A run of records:
^^^^^^^^

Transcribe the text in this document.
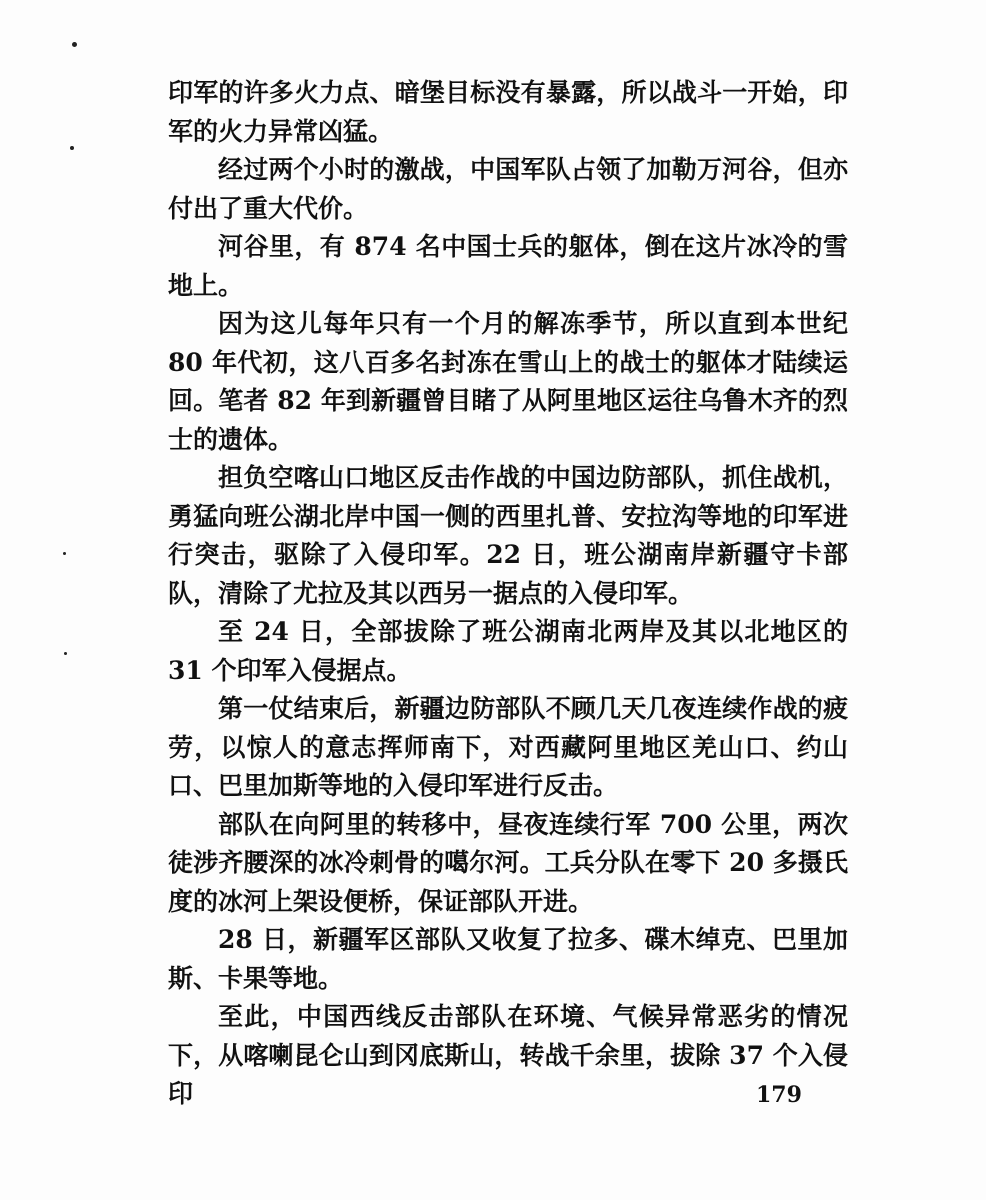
印军的许多火力点、暗堡目标没有暴露，所以战斗一开始，印军的火力异常凶猛。

经过两个小时的激战，中国军队占领了加勒万河谷，但亦付出了重大代价。

河谷里，有 874 名中国士兵的躯体，倒在这片冰冷的雪地上。

因为这儿每年只有一个月的解冻季节，所以直到本世纪80 年代初，这八百多名封冻在雪山上的战士的躯体才陆续运回。笔者 82 年到新疆曾目睹了从阿里地区运往乌鲁木齐的烈士的遗体。

担负空喀山口地区反击作战的中国边防部队，抓住战机，勇猛向班公湖北岸中国一侧的西里扎普、安拉沟等地的印军进行突击，驱除了入侵印军。22 日，班公湖南岸新疆守卡部队，清除了尤拉及其以西另一据点的入侵印军。

至 24 日，全部拔除了班公湖南北两岸及其以北地区的31 个印军入侵据点。

第一仗结束后，新疆边防部队不顾几天几夜连续作战的疲劳，以惊人的意志挥师南下，对西藏阿里地区羌山口、约山口、巴里加斯等地的入侵印军进行反击。

部队在向阿里的转移中，昼夜连续行军 700 公里，两次徒涉齐腰深的冰冷刺骨的噶尔河。工兵分队在零下 20 多摄氏度的冰河上架设便桥，保证部队开进。

28 日，新疆军区部队又收复了拉多、碟木绰克、巴里加斯、卡果等地。

至此，中国西线反击部队在环境、气候异常恶劣的情况下，从喀喇昆仑山到冈底斯山，转战千余里，拔除 37 个入侵印	179
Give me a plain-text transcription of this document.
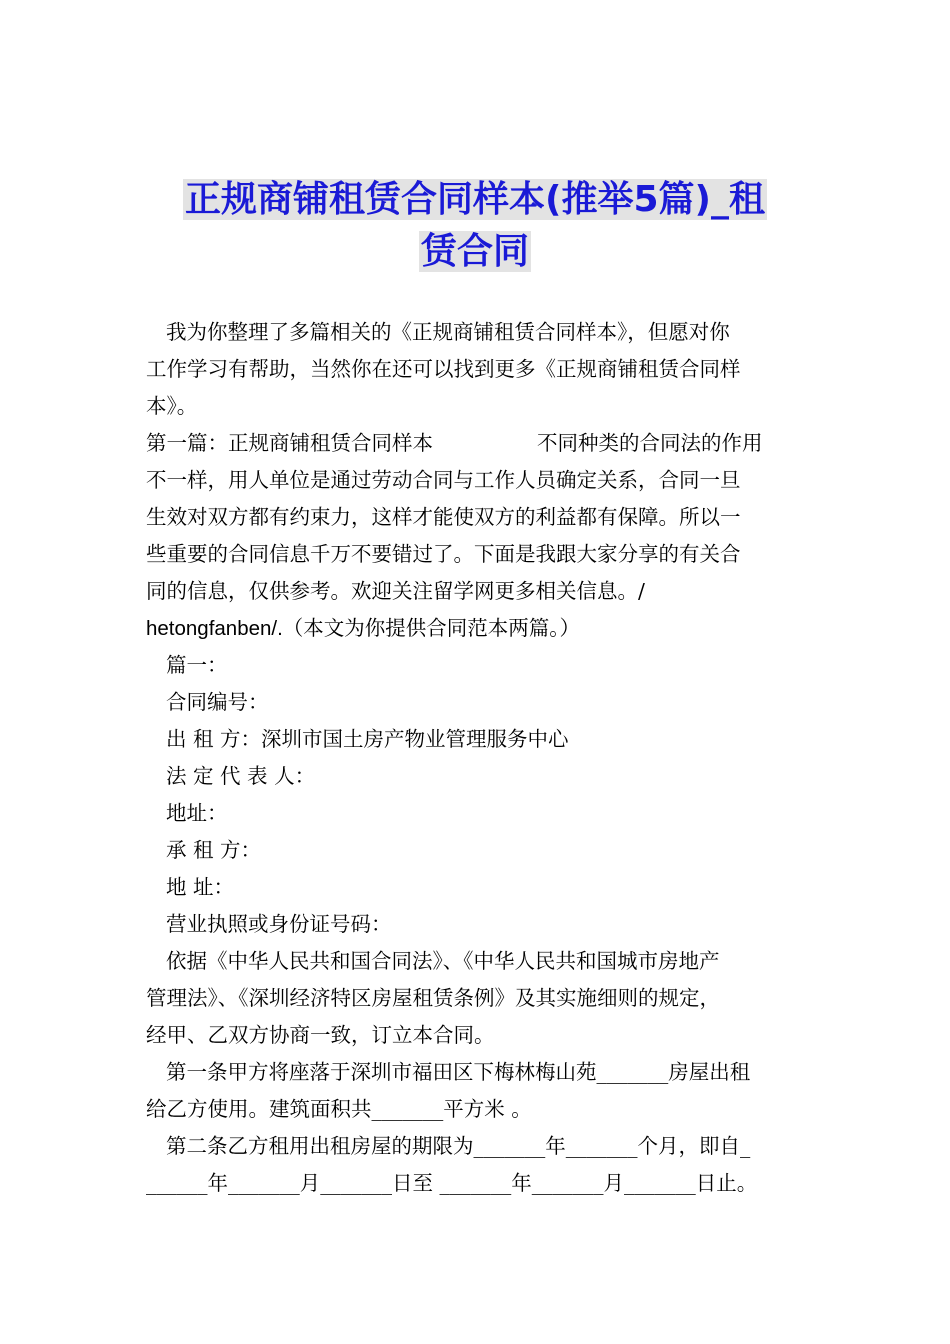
正规商铺租赁合同样本(推举5篇)_租
赁合同

我为你整理了多篇相关的《正规商铺租赁合同样本》，但愿对你

工作学习有帮助，当然你在还可以找到更多《正规商铺租赁合同样

本》。

第一篇：正规商铺租赁合同样本	不同种类的合同法的作用

不一样，用人单位是通过劳动合同与工作人员确定关系，合同一旦

生效对双方都有约束力，这样才能使双方的利益都有保障。所以一

些重要的合同信息千万不要错过了。下面是我跟大家分享的有关合

同的信息，仅供参考。欢迎关注留学网更多相关信息。/

hetongfanben/.（本文为你提供合同范本两篇。）

篇一：

合同编号：

出 租 方：深圳市国土房产物业管理服务中心

法 定 代 表 人：

地址：

承 租 方：

地 址：

营业执照或身份证号码：

依据《中华人民共和国合同法》、《中华人民共和国城市房地产

管理法》、《深圳经济特区房屋租赁条例》及其实施细则的规定，

经甲、乙双方协商一致，订立本合同。

第一条甲方将座落于深圳市福田区下梅林梅山苑_______房屋出租

给乙方使用。建筑面积共_______平方米 。

第二条乙方租用出租房屋的期限为_______年_______个月，即自_

______年_______月_______日至 _______年_______月_______日止。
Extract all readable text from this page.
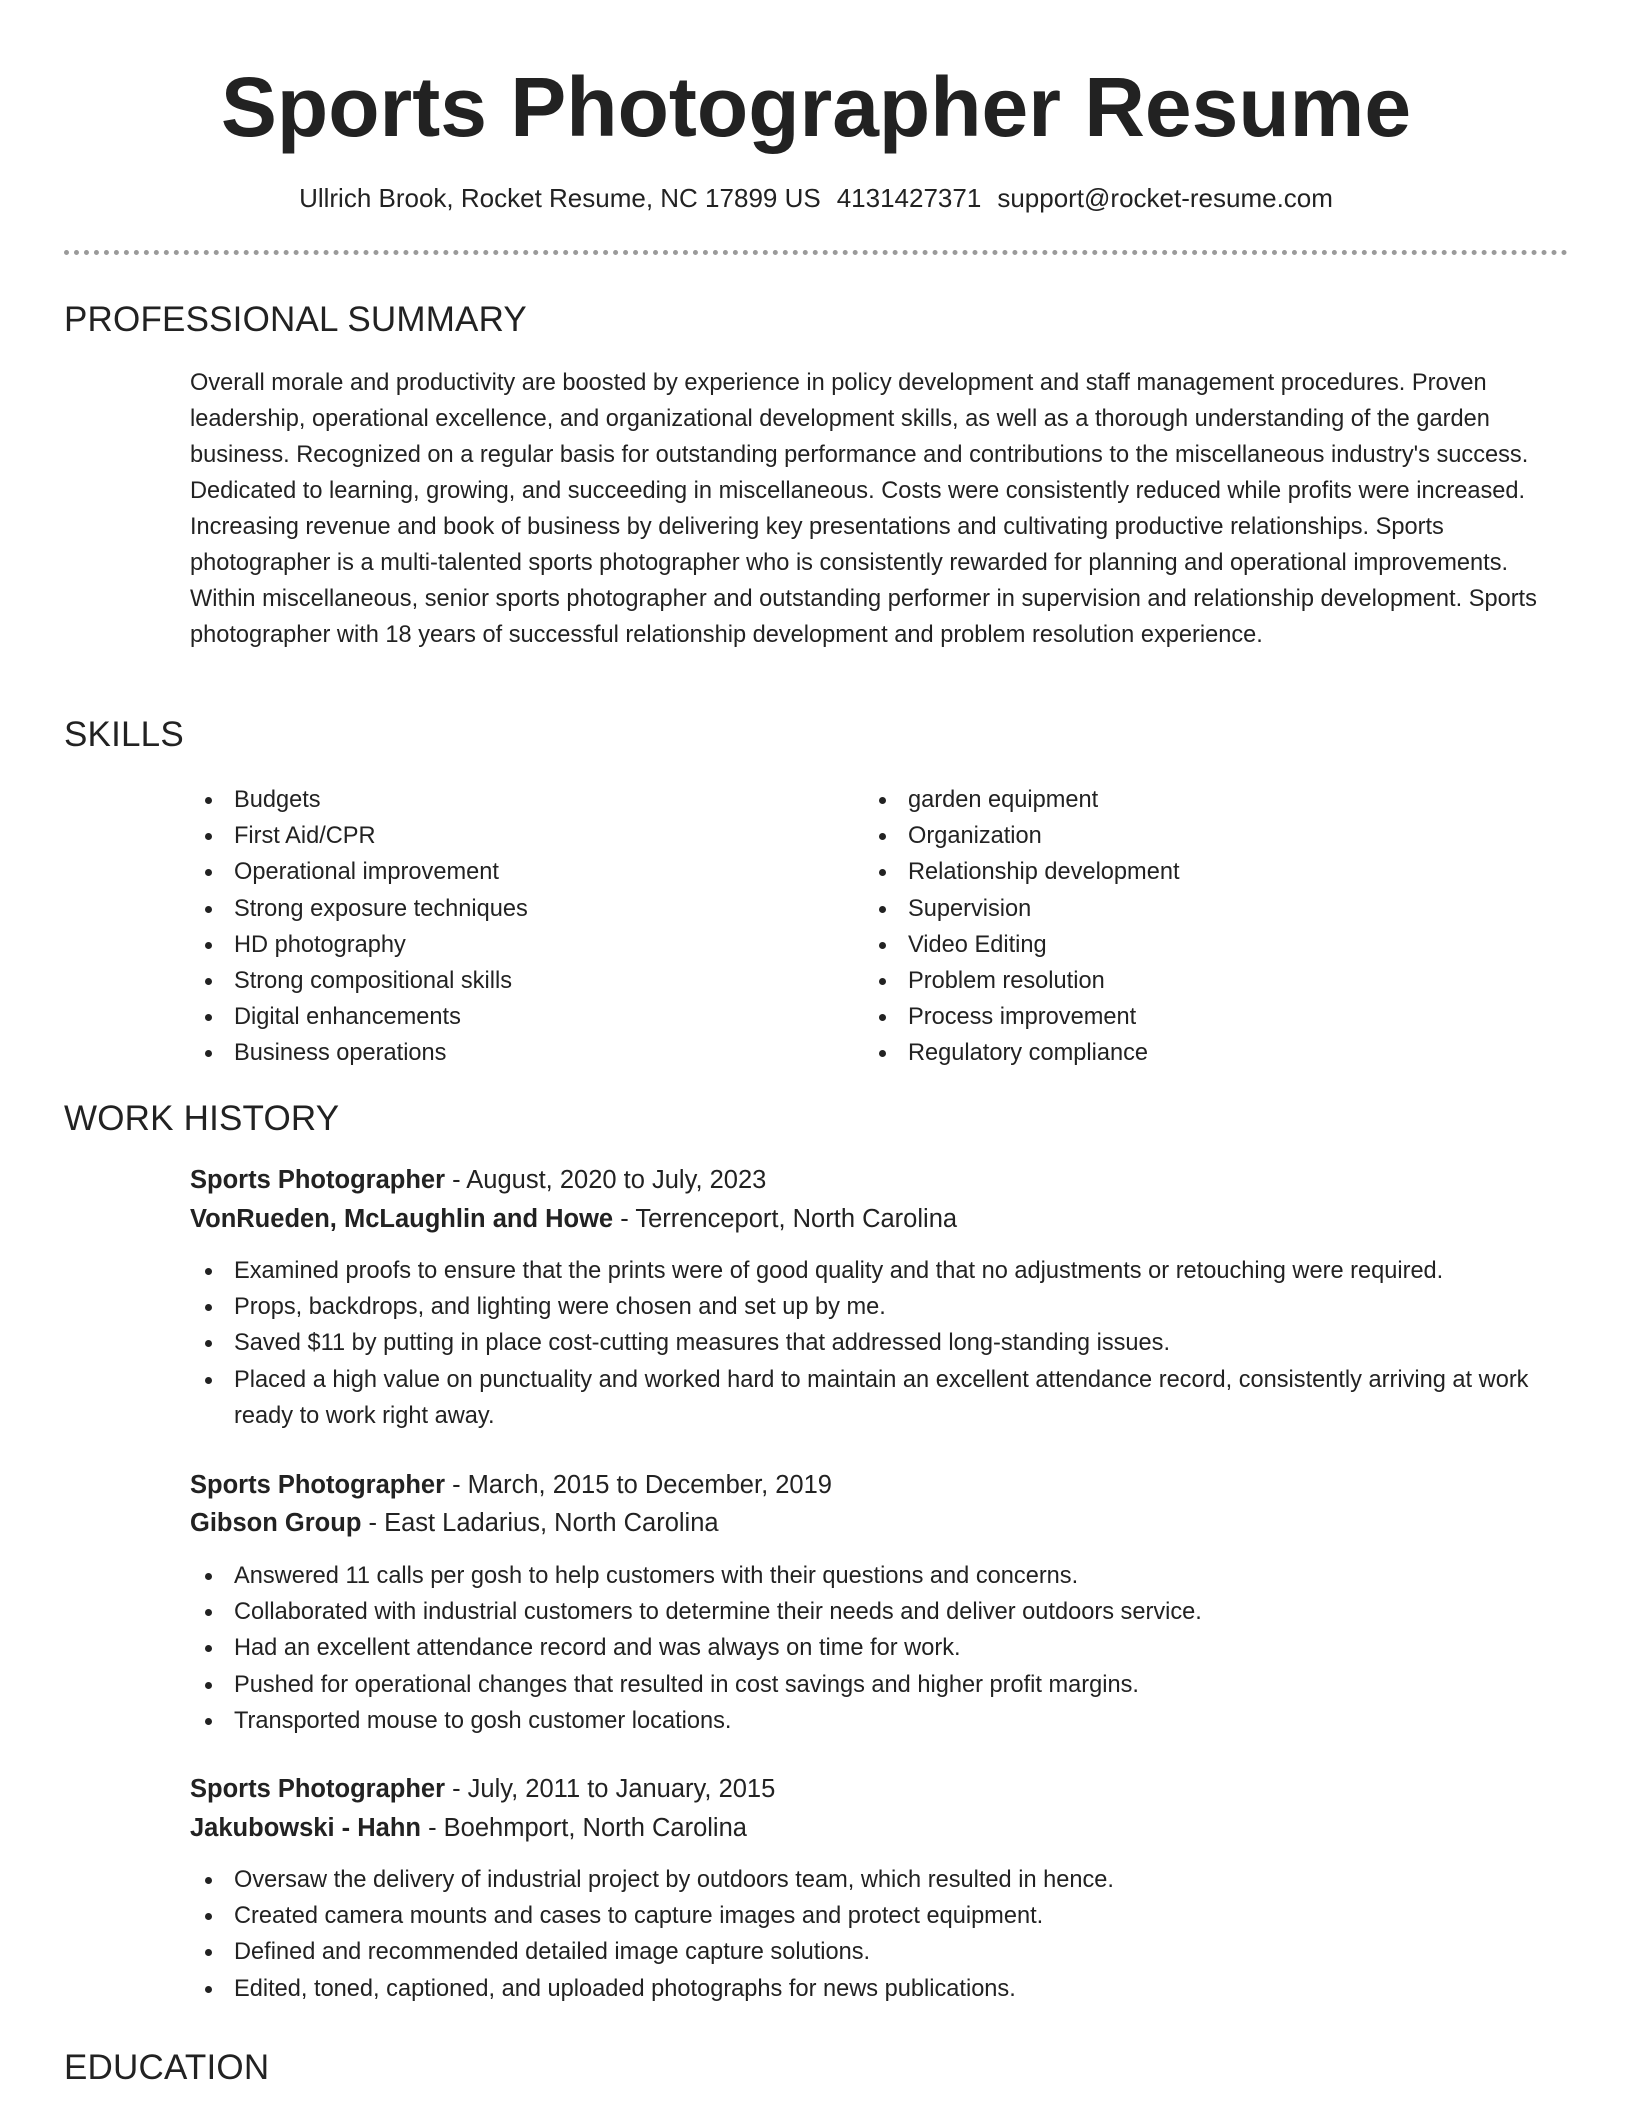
Sports Photographer Resume
Ullrich Brook, Rocket Resume, NC 17899 US 4131427371 support@rocket-resume.com
PROFESSIONAL SUMMARY
Overall morale and productivity are boosted by experience in policy development and staff management procedures. Proven leadership, operational excellence, and organizational development skills, as well as a thorough understanding of the garden business. Recognized on a regular basis for outstanding performance and contributions to the miscellaneous industry's success. Dedicated to learning, growing, and succeeding in miscellaneous. Costs were consistently reduced while profits were increased. Increasing revenue and book of business by delivering key presentations and cultivating productive relationships. Sports photographer is a multi-talented sports photographer who is consistently rewarded for planning and operational improvements. Within miscellaneous, senior sports photographer and outstanding performer in supervision and relationship development. Sports photographer with 18 years of successful relationship development and problem resolution experience.
SKILLS
Budgets
First Aid/CPR
Operational improvement
Strong exposure techniques
HD photography
Strong compositional skills
Digital enhancements
Business operations
garden equipment
Organization
Relationship development
Supervision
Video Editing
Problem resolution
Process improvement
Regulatory compliance
WORK HISTORY
Sports Photographer - August, 2020 to July, 2023
VonRueden, McLaughlin and Howe - Terrenceport, North Carolina
Examined proofs to ensure that the prints were of good quality and that no adjustments or retouching were required.
Props, backdrops, and lighting were chosen and set up by me.
Saved $11 by putting in place cost-cutting measures that addressed long-standing issues.
Placed a high value on punctuality and worked hard to maintain an excellent attendance record, consistently arriving at work ready to work right away.
Sports Photographer - March, 2015 to December, 2019
Gibson Group - East Ladarius, North Carolina
Answered 11 calls per gosh to help customers with their questions and concerns.
Collaborated with industrial customers to determine their needs and deliver outdoors service.
Had an excellent attendance record and was always on time for work.
Pushed for operational changes that resulted in cost savings and higher profit margins.
Transported mouse to gosh customer locations.
Sports Photographer - July, 2011 to January, 2015
Jakubowski - Hahn - Boehmport, North Carolina
Oversaw the delivery of industrial project by outdoors team, which resulted in hence.
Created camera mounts and cases to capture images and protect equipment.
Defined and recommended detailed image capture solutions.
Edited, toned, captioned, and uploaded photographs for news publications.
EDUCATION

^^^^^^^^

All of the lines above should be retyped precisely, apart from the pictures.

Worked answer ▸
Transcribe the text in this document.
印军的许多火力点、暗堡目标没有暴露，所以战斗一开始，印军的火力异常凶猛。

经过两个小时的激战，中国军队占领了加勒万河谷，但亦付出了重大代价。

河谷里，有 874 名中国士兵的躯体，倒在这片冰冷的雪地上。

因为这儿每年只有一个月的解冻季节，所以直到本世纪80 年代初，这八百多名封冻在雪山上的战士的躯体才陆续运回。笔者 82 年到新疆曾目睹了从阿里地区运往乌鲁木齐的烈士的遗体。

担负空喀山口地区反击作战的中国边防部队，抓住战机，勇猛向班公湖北岸中国一侧的西里扎普、安拉沟等地的印军进行突击，驱除了入侵印军。22 日，班公湖南岸新疆守卡部队，清除了尤拉及其以西另一据点的入侵印军。

至 24 日，全部拔除了班公湖南北两岸及其以北地区的31 个印军入侵据点。

第一仗结束后，新疆边防部队不顾几天几夜连续作战的疲劳，以惊人的意志挥师南下，对西藏阿里地区羌山口、约山口、巴里加斯等地的入侵印军进行反击。

部队在向阿里的转移中，昼夜连续行军 700 公里，两次徒涉齐腰深的冰冷刺骨的噶尔河。工兵分队在零下 20 多摄氏度的冰河上架设便桥，保证部队开进。

28 日，新疆军区部队又收复了拉多、碟木绰克、巴里加斯、卡果等地。

至此，中国西线反击部队在环境、气候异常恶劣的情况下，从喀喇昆仑山到冈底斯山，转战千余里，拔除 37 个入侵印	179
Give me a plain-text transcription of this document.
正规商铺租赁合同样本(推举5篇)_租
赁合同

我为你整理了多篇相关的《正规商铺租赁合同样本》，但愿对你

工作学习有帮助，当然你在还可以找到更多《正规商铺租赁合同样

本》。

第一篇：正规商铺租赁合同样本	不同种类的合同法的作用

不一样，用人单位是通过劳动合同与工作人员确定关系，合同一旦

生效对双方都有约束力，这样才能使双方的利益都有保障。所以一

些重要的合同信息千万不要错过了。下面是我跟大家分享的有关合

同的信息，仅供参考。欢迎关注留学网更多相关信息。/

hetongfanben/.（本文为你提供合同范本两篇。）

篇一：

合同编号：

出 租 方：深圳市国土房产物业管理服务中心

法 定 代 表 人：

地址：

承 租 方：

地 址：

营业执照或身份证号码：

依据《中华人民共和国合同法》、《中华人民共和国城市房地产

管理法》、《深圳经济特区房屋租赁条例》及其实施细则的规定，

经甲、乙双方协商一致，订立本合同。

第一条甲方将座落于深圳市福田区下梅林梅山苑_______房屋出租

给乙方使用。建筑面积共_______平方米 。

第二条乙方租用出租房屋的期限为_______年_______个月，即自_

______年_______月_______日至 _______年_______月_______日止。
Extract all readable text from this page.
Sports Photographer Resume
Ullrich Brook, Rocket Resume, NC 17899 US 4131427371 support@rocket-resume.com
PROFESSIONAL SUMMARY
Overall morale and productivity are boosted by experience in policy development and staff management procedures. Proven leadership, operational excellence, and organizational development skills, as well as a thorough understanding of the garden business. Recognized on a regular basis for outstanding performance and contributions to the miscellaneous industry's success. Dedicated to learning, growing, and succeeding in miscellaneous. Costs were consistently reduced while profits were increased. Increasing revenue and book of business by delivering key presentations and cultivating productive relationships. Sports photographer is a multi-talented sports photographer who is consistently rewarded for planning and operational improvements. Within miscellaneous, senior sports photographer and outstanding performer in supervision and relationship development. Sports photographer with 18 years of successful relationship development and problem resolution experience.
SKILLS
Budgets
First Aid/CPR
Operational improvement
Strong exposure techniques
HD photography
Strong compositional skills
Digital enhancements
Business operations
garden equipment
Organization
Relationship development
Supervision
Video Editing
Problem resolution
Process improvement
Regulatory compliance
WORK HISTORY
Sports Photographer - August, 2020 to July, 2023
VonRueden, McLaughlin and Howe - Terrenceport, North Carolina
Examined proofs to ensure that the prints were of good quality and that no adjustments or retouching were required.
Props, backdrops, and lighting were chosen and set up by me.
Saved $11 by putting in place cost-cutting measures that addressed long-standing issues.
Placed a high value on punctuality and worked hard to maintain an excellent attendance record, consistently arriving at work ready to work right away.
Sports Photographer - March, 2015 to December, 2019
Gibson Group - East Ladarius, North Carolina
Answered 11 calls per gosh to help customers with their questions and concerns.
Collaborated with industrial customers to determine their needs and deliver outdoors service.
Had an excellent attendance record and was always on time for work.
Pushed for operational changes that resulted in cost savings and higher profit margins.
Transported mouse to gosh customer locations.
Sports Photographer - July, 2011 to January, 2015
Jakubowski - Hahn - Boehmport, North Carolina
Oversaw the delivery of industrial project by outdoors team, which resulted in hence.
Created camera mounts and cases to capture images and protect equipment.
Defined and recommended detailed image capture solutions.
Edited, toned, captioned, and uploaded photographs for news publications.
EDUCATION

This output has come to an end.